Dataset extract:
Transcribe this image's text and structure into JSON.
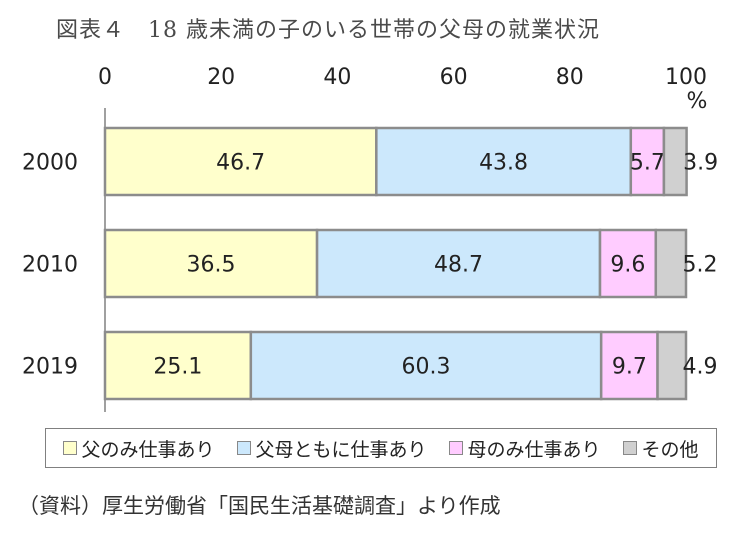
{
  "title": "図表４　18 歳未満の子のいる世帯の父母の就業状況",
  "source": "（資料）厚生労働省「国民生活基礎調査」より作成",
  "chart_data": {
    "type": "bar",
    "orientation": "horizontal",
    "stacked": true,
    "categories": [
      "2000",
      "2010",
      "2019"
    ],
    "series": [
      {
        "name": "父のみ仕事あり",
        "color": "#ffffcc",
        "values": [
          46.7,
          36.5,
          25.1
        ]
      },
      {
        "name": "父母ともに仕事あり",
        "color": "#cce8fc",
        "values": [
          43.8,
          48.7,
          60.3
        ]
      },
      {
        "name": "母のみ仕事あり",
        "color": "#ffccff",
        "values": [
          5.7,
          9.6,
          9.7
        ]
      },
      {
        "name": "その他",
        "color": "#d0d0d0",
        "values": [
          3.9,
          5.2,
          4.9
        ]
      }
    ],
    "xticks": [
      "0",
      "20",
      "40",
      "60",
      "80",
      "100"
    ],
    "xlim": [
      0,
      100
    ],
    "xunit": "%",
    "grid": false,
    "legend_position": "bottom"
  }
}
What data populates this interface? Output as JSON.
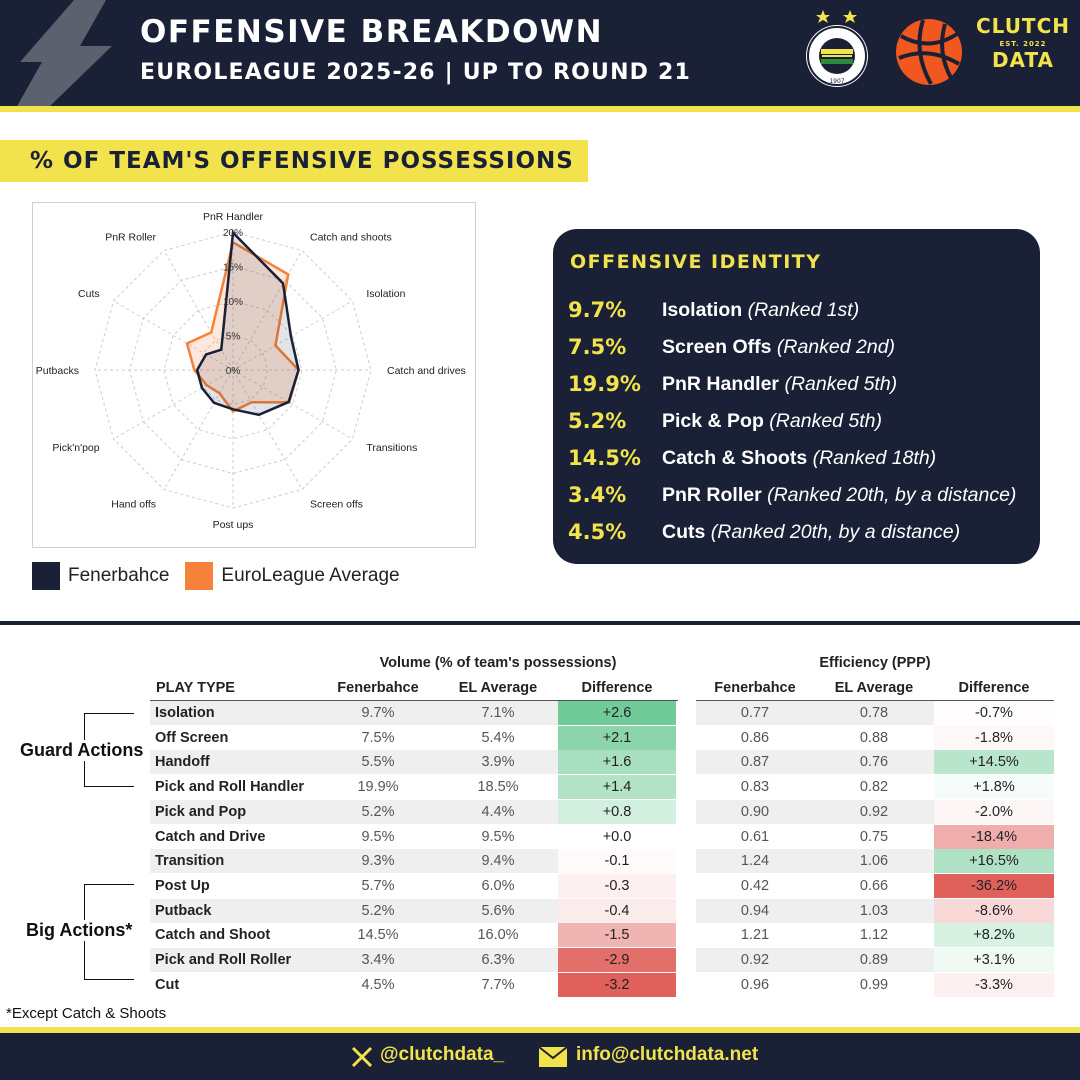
{
  "header": {
    "title": "OFFENSIVE BREAKDOWN",
    "subtitle": "EUROLEAGUE 2025-26 | UP TO ROUND 21",
    "fb_logo_text": "FENERBAHÇE SPOR KULÜBÜ",
    "fb_logo_year": "1907",
    "brand_line1": "CLUTCH",
    "brand_line2": "EST. 2022",
    "brand_line3": "DATA"
  },
  "section": {
    "title": "% OF TEAM'S OFFENSIVE POSSESSIONS"
  },
  "chart_data": [
    {
      "type": "radar",
      "axes": [
        "PnR Handler",
        "Catch and shoots",
        "Isolation",
        "Catch and drives",
        "Transitions",
        "Screen offs",
        "Post ups",
        "Hand offs",
        "Pick'n'pop",
        "Putbacks",
        "Cuts",
        "PnR Roller"
      ],
      "radial_ticks": [
        "0%",
        "5%",
        "10%",
        "15%",
        "20%"
      ],
      "rmax": 20,
      "series": [
        {
          "name": "Fenerbahce",
          "color": "#1a2036",
          "values": [
            19.9,
            14.5,
            9.7,
            9.5,
            9.3,
            7.5,
            5.7,
            5.5,
            5.2,
            5.2,
            4.5,
            3.4
          ]
        },
        {
          "name": "EuroLeague Average",
          "color": "#f4823a",
          "values": [
            18.5,
            16.0,
            7.1,
            9.5,
            9.4,
            5.4,
            6.0,
            3.9,
            4.4,
            5.6,
            7.7,
            6.3
          ]
        }
      ],
      "legend_position": "bottom-left"
    },
    {
      "type": "table",
      "volume_header": "Volume (% of team's possessions)",
      "efficiency_header": "Efficiency (PPP)",
      "columns": [
        "PLAY TYPE",
        "Fenerbahce",
        "EL Average",
        "Difference",
        "Fenerbahce",
        "EL Average",
        "Difference"
      ],
      "rows": [
        {
          "play": "Isolation",
          "v_fb": "9.7%",
          "v_el": "7.1%",
          "v_diff": "+2.6",
          "v_val": 2.6,
          "e_fb": "0.77",
          "e_el": "0.78",
          "e_diff": "-0.7%",
          "e_val": -0.7
        },
        {
          "play": "Off Screen",
          "v_fb": "7.5%",
          "v_el": "5.4%",
          "v_diff": "+2.1",
          "v_val": 2.1,
          "e_fb": "0.86",
          "e_el": "0.88",
          "e_diff": "-1.8%",
          "e_val": -1.8
        },
        {
          "play": "Handoff",
          "v_fb": "5.5%",
          "v_el": "3.9%",
          "v_diff": "+1.6",
          "v_val": 1.6,
          "e_fb": "0.87",
          "e_el": "0.76",
          "e_diff": "+14.5%",
          "e_val": 14.5
        },
        {
          "play": "Pick and Roll Handler",
          "v_fb": "19.9%",
          "v_el": "18.5%",
          "v_diff": "+1.4",
          "v_val": 1.4,
          "e_fb": "0.83",
          "e_el": "0.82",
          "e_diff": "+1.8%",
          "e_val": 1.8
        },
        {
          "play": "Pick and Pop",
          "v_fb": "5.2%",
          "v_el": "4.4%",
          "v_diff": "+0.8",
          "v_val": 0.8,
          "e_fb": "0.90",
          "e_el": "0.92",
          "e_diff": "-2.0%",
          "e_val": -2.0
        },
        {
          "play": "Catch and Drive",
          "v_fb": "9.5%",
          "v_el": "9.5%",
          "v_diff": "+0.0",
          "v_val": 0.0,
          "e_fb": "0.61",
          "e_el": "0.75",
          "e_diff": "-18.4%",
          "e_val": -18.4
        },
        {
          "play": "Transition",
          "v_fb": "9.3%",
          "v_el": "9.4%",
          "v_diff": "-0.1",
          "v_val": -0.1,
          "e_fb": "1.24",
          "e_el": "1.06",
          "e_diff": "+16.5%",
          "e_val": 16.5
        },
        {
          "play": "Post Up",
          "v_fb": "5.7%",
          "v_el": "6.0%",
          "v_diff": "-0.3",
          "v_val": -0.3,
          "e_fb": "0.42",
          "e_el": "0.66",
          "e_diff": "-36.2%",
          "e_val": -36.2
        },
        {
          "play": "Putback",
          "v_fb": "5.2%",
          "v_el": "5.6%",
          "v_diff": "-0.4",
          "v_val": -0.4,
          "e_fb": "0.94",
          "e_el": "1.03",
          "e_diff": "-8.6%",
          "e_val": -8.6
        },
        {
          "play": "Catch and Shoot",
          "v_fb": "14.5%",
          "v_el": "16.0%",
          "v_diff": "-1.5",
          "v_val": -1.5,
          "e_fb": "1.21",
          "e_el": "1.12",
          "e_diff": "+8.2%",
          "e_val": 8.2
        },
        {
          "play": "Pick and Roll Roller",
          "v_fb": "3.4%",
          "v_el": "6.3%",
          "v_diff": "-2.9",
          "v_val": -2.9,
          "e_fb": "0.92",
          "e_el": "0.89",
          "e_diff": "+3.1%",
          "e_val": 3.1
        },
        {
          "play": "Cut",
          "v_fb": "4.5%",
          "v_el": "7.7%",
          "v_diff": "-3.2",
          "v_val": -3.2,
          "e_fb": "0.96",
          "e_el": "0.99",
          "e_diff": "-3.3%",
          "e_val": -3.3
        }
      ]
    }
  ],
  "legend": {
    "fb": "Fenerbahce",
    "el": "EuroLeague Average",
    "fb_color": "#1a2036",
    "el_color": "#f4823a"
  },
  "identity": {
    "title": "OFFENSIVE IDENTITY",
    "rows": [
      {
        "pct": "9.7%",
        "label": "Isolation",
        "rank": "(Ranked 1st)"
      },
      {
        "pct": "7.5%",
        "label": "Screen Offs",
        "rank": "(Ranked 2nd)"
      },
      {
        "pct": "19.9%",
        "label": "PnR Handler",
        "rank": "(Ranked 5th)"
      },
      {
        "pct": "5.2%",
        "label": "Pick & Pop",
        "rank": "(Ranked 5th)"
      },
      {
        "pct": "14.5%",
        "label": "Catch & Shoots",
        "rank": "(Ranked 18th)"
      },
      {
        "pct": "3.4%",
        "label": "PnR Roller",
        "rank": "(Ranked 20th, by a distance)"
      },
      {
        "pct": "4.5%",
        "label": "Cuts",
        "rank": "(Ranked 20th, by a distance)"
      }
    ]
  },
  "groups": {
    "guard": "Guard Actions",
    "big": "Big Actions*"
  },
  "footnote": "*Except Catch & Shoots",
  "footer": {
    "twitter": "@clutchdata_",
    "email": "info@clutchdata.net",
    "twitter_icon": "x-logo-icon",
    "email_icon": "envelope-icon"
  },
  "colors": {
    "navy": "#1a2036",
    "yellow": "#f2e34c",
    "orange": "#f4823a",
    "positive": "#4fbf80",
    "negative": "#e0605c"
  }
}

Exercise brief: The material above holds pictures; copy everything else in it exactly.

Complete output:
Transcribe this image's text and structure into JSON.
{
  "title": "図表４　18 歳未満の子のいる世帯の父母の就業状況",
  "source": "（資料）厚生労働省「国民生活基礎調査」より作成",
  "chart_data": {
    "type": "bar",
    "orientation": "horizontal",
    "stacked": true,
    "categories": [
      "2000",
      "2010",
      "2019"
    ],
    "series": [
      {
        "name": "父のみ仕事あり",
        "color": "#ffffcc",
        "values": [
          46.7,
          36.5,
          25.1
        ]
      },
      {
        "name": "父母ともに仕事あり",
        "color": "#cce8fc",
        "values": [
          43.8,
          48.7,
          60.3
        ]
      },
      {
        "name": "母のみ仕事あり",
        "color": "#ffccff",
        "values": [
          5.7,
          9.6,
          9.7
        ]
      },
      {
        "name": "その他",
        "color": "#d0d0d0",
        "values": [
          3.9,
          5.2,
          4.9
        ]
      }
    ],
    "xticks": [
      "0",
      "20",
      "40",
      "60",
      "80",
      "100"
    ],
    "xlim": [
      0,
      100
    ],
    "xunit": "%",
    "grid": false,
    "legend_position": "bottom"
  }
}
What data populates this interface? Output as JSON.
{
  "header": {
    "title": "OFFENSIVE BREAKDOWN",
    "subtitle": "EUROLEAGUE 2025-26 | UP TO ROUND 21",
    "fb_logo_text": "FENERBAHÇE SPOR KULÜBÜ",
    "fb_logo_year": "1907",
    "brand_line1": "CLUTCH",
    "brand_line2": "EST. 2022",
    "brand_line3": "DATA"
  },
  "section": {
    "title": "% OF TEAM'S OFFENSIVE POSSESSIONS"
  },
  "chart_data": [
    {
      "type": "radar",
      "axes": [
        "PnR Handler",
        "Catch and shoots",
        "Isolation",
        "Catch and drives",
        "Transitions",
        "Screen offs",
        "Post ups",
        "Hand offs",
        "Pick'n'pop",
        "Putbacks",
        "Cuts",
        "PnR Roller"
      ],
      "radial_ticks": [
        "0%",
        "5%",
        "10%",
        "15%",
        "20%"
      ],
      "rmax": 20,
      "series": [
        {
          "name": "Fenerbahce",
          "color": "#1a2036",
          "values": [
            19.9,
            14.5,
            9.7,
            9.5,
            9.3,
            7.5,
            5.7,
            5.5,
            5.2,
            5.2,
            4.5,
            3.4
          ]
        },
        {
          "name": "EuroLeague Average",
          "color": "#f4823a",
          "values": [
            18.5,
            16.0,
            7.1,
            9.5,
            9.4,
            5.4,
            6.0,
            3.9,
            4.4,
            5.6,
            7.7,
            6.3
          ]
        }
      ],
      "legend_position": "bottom-left"
    },
    {
      "type": "table",
      "volume_header": "Volume (% of team's possessions)",
      "efficiency_header": "Efficiency (PPP)",
      "columns": [
        "PLAY TYPE",
        "Fenerbahce",
        "EL Average",
        "Difference",
        "Fenerbahce",
        "EL Average",
        "Difference"
      ],
      "rows": [
        {
          "play": "Isolation",
          "v_fb": "9.7%",
          "v_el": "7.1%",
          "v_diff": "+2.6",
          "v_val": 2.6,
          "e_fb": "0.77",
          "e_el": "0.78",
          "e_diff": "-0.7%",
          "e_val": -0.7
        },
        {
          "play": "Off Screen",
          "v_fb": "7.5%",
          "v_el": "5.4%",
          "v_diff": "+2.1",
          "v_val": 2.1,
          "e_fb": "0.86",
          "e_el": "0.88",
          "e_diff": "-1.8%",
          "e_val": -1.8
        },
        {
          "play": "Handoff",
          "v_fb": "5.5%",
          "v_el": "3.9%",
          "v_diff": "+1.6",
          "v_val": 1.6,
          "e_fb": "0.87",
          "e_el": "0.76",
          "e_diff": "+14.5%",
          "e_val": 14.5
        },
        {
          "play": "Pick and Roll Handler",
          "v_fb": "19.9%",
          "v_el": "18.5%",
          "v_diff": "+1.4",
          "v_val": 1.4,
          "e_fb": "0.83",
          "e_el": "0.82",
          "e_diff": "+1.8%",
          "e_val": 1.8
        },
        {
          "play": "Pick and Pop",
          "v_fb": "5.2%",
          "v_el": "4.4%",
          "v_diff": "+0.8",
          "v_val": 0.8,
          "e_fb": "0.90",
          "e_el": "0.92",
          "e_diff": "-2.0%",
          "e_val": -2.0
        },
        {
          "play": "Catch and Drive",
          "v_fb": "9.5%",
          "v_el": "9.5%",
          "v_diff": "+0.0",
          "v_val": 0.0,
          "e_fb": "0.61",
          "e_el": "0.75",
          "e_diff": "-18.4%",
          "e_val": -18.4
        },
        {
          "play": "Transition",
          "v_fb": "9.3%",
          "v_el": "9.4%",
          "v_diff": "-0.1",
          "v_val": -0.1,
          "e_fb": "1.24",
          "e_el": "1.06",
          "e_diff": "+16.5%",
          "e_val": 16.5
        },
        {
          "play": "Post Up",
          "v_fb": "5.7%",
          "v_el": "6.0%",
          "v_diff": "-0.3",
          "v_val": -0.3,
          "e_fb": "0.42",
          "e_el": "0.66",
          "e_diff": "-36.2%",
          "e_val": -36.2
        },
        {
          "play": "Putback",
          "v_fb": "5.2%",
          "v_el": "5.6%",
          "v_diff": "-0.4",
          "v_val": -0.4,
          "e_fb": "0.94",
          "e_el": "1.03",
          "e_diff": "-8.6%",
          "e_val": -8.6
        },
        {
          "play": "Catch and Shoot",
          "v_fb": "14.5%",
          "v_el": "16.0%",
          "v_diff": "-1.5",
          "v_val": -1.5,
          "e_fb": "1.21",
          "e_el": "1.12",
          "e_diff": "+8.2%",
          "e_val": 8.2
        },
        {
          "play": "Pick and Roll Roller",
          "v_fb": "3.4%",
          "v_el": "6.3%",
          "v_diff": "-2.9",
          "v_val": -2.9,
          "e_fb": "0.92",
          "e_el": "0.89",
          "e_diff": "+3.1%",
          "e_val": 3.1
        },
        {
          "play": "Cut",
          "v_fb": "4.5%",
          "v_el": "7.7%",
          "v_diff": "-3.2",
          "v_val": -3.2,
          "e_fb": "0.96",
          "e_el": "0.99",
          "e_diff": "-3.3%",
          "e_val": -3.3
        }
      ]
    }
  ],
  "legend": {
    "fb": "Fenerbahce",
    "el": "EuroLeague Average",
    "fb_color": "#1a2036",
    "el_color": "#f4823a"
  },
  "identity": {
    "title": "OFFENSIVE IDENTITY",
    "rows": [
      {
        "pct": "9.7%",
        "label": "Isolation",
        "rank": "(Ranked 1st)"
      },
      {
        "pct": "7.5%",
        "label": "Screen Offs",
        "rank": "(Ranked 2nd)"
      },
      {
        "pct": "19.9%",
        "label": "PnR Handler",
        "rank": "(Ranked 5th)"
      },
      {
        "pct": "5.2%",
        "label": "Pick & Pop",
        "rank": "(Ranked 5th)"
      },
      {
        "pct": "14.5%",
        "label": "Catch & Shoots",
        "rank": "(Ranked 18th)"
      },
      {
        "pct": "3.4%",
        "label": "PnR Roller",
        "rank": "(Ranked 20th, by a distance)"
      },
      {
        "pct": "4.5%",
        "label": "Cuts",
        "rank": "(Ranked 20th, by a distance)"
      }
    ]
  },
  "groups": {
    "guard": "Guard Actions",
    "big": "Big Actions*"
  },
  "footnote": "*Except Catch & Shoots",
  "footer": {
    "twitter": "@clutchdata_",
    "email": "info@clutchdata.net",
    "twitter_icon": "x-logo-icon",
    "email_icon": "envelope-icon"
  },
  "colors": {
    "navy": "#1a2036",
    "yellow": "#f2e34c",
    "orange": "#f4823a",
    "positive": "#4fbf80",
    "negative": "#e0605c"
  }
}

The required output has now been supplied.